Exercise aim
Give only the number of lines in the records below that contain the word "közösség".

▬▬▬▬▬▬

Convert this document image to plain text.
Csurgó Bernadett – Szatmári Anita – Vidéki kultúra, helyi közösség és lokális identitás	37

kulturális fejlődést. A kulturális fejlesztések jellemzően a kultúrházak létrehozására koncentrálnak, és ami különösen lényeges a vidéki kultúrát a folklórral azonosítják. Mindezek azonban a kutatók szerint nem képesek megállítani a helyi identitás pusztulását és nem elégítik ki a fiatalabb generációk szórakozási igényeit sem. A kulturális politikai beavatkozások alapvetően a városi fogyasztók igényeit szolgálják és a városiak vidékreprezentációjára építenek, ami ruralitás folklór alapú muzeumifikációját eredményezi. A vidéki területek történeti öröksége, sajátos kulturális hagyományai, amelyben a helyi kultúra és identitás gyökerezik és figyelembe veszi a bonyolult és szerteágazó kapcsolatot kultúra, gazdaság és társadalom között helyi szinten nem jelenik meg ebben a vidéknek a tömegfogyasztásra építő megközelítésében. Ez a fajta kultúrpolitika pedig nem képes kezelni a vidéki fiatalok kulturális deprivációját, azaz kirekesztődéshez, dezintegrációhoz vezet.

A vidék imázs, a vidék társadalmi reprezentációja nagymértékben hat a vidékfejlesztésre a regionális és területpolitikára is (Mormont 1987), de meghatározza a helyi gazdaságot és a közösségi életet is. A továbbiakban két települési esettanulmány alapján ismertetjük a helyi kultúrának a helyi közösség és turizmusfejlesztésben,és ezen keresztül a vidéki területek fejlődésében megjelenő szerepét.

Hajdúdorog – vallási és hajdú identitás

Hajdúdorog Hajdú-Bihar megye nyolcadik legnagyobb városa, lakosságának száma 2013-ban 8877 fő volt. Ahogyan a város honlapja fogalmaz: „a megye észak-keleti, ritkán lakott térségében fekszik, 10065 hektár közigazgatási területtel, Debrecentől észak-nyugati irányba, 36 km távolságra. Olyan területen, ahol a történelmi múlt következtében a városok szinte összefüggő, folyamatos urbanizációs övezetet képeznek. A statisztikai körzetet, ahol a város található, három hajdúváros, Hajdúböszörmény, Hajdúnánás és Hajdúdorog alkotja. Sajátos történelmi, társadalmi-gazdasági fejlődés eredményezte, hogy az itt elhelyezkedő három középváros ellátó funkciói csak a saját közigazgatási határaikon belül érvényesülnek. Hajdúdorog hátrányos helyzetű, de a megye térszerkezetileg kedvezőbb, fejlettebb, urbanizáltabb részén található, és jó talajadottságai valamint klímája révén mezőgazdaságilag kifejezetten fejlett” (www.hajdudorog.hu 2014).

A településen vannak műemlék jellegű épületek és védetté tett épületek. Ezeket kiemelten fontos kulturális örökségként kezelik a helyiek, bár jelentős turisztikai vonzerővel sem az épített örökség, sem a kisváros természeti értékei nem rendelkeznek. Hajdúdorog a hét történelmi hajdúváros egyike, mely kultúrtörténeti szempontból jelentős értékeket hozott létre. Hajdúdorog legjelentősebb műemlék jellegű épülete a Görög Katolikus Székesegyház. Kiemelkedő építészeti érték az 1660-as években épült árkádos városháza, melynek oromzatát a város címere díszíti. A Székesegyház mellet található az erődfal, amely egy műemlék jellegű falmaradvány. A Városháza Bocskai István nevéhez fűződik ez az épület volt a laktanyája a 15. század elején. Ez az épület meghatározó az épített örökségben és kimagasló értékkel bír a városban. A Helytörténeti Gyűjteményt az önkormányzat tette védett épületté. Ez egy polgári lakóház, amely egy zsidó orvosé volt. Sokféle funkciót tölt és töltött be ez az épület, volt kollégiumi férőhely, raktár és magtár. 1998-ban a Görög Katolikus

▬▬▬▬▬▬

Reply to the task
2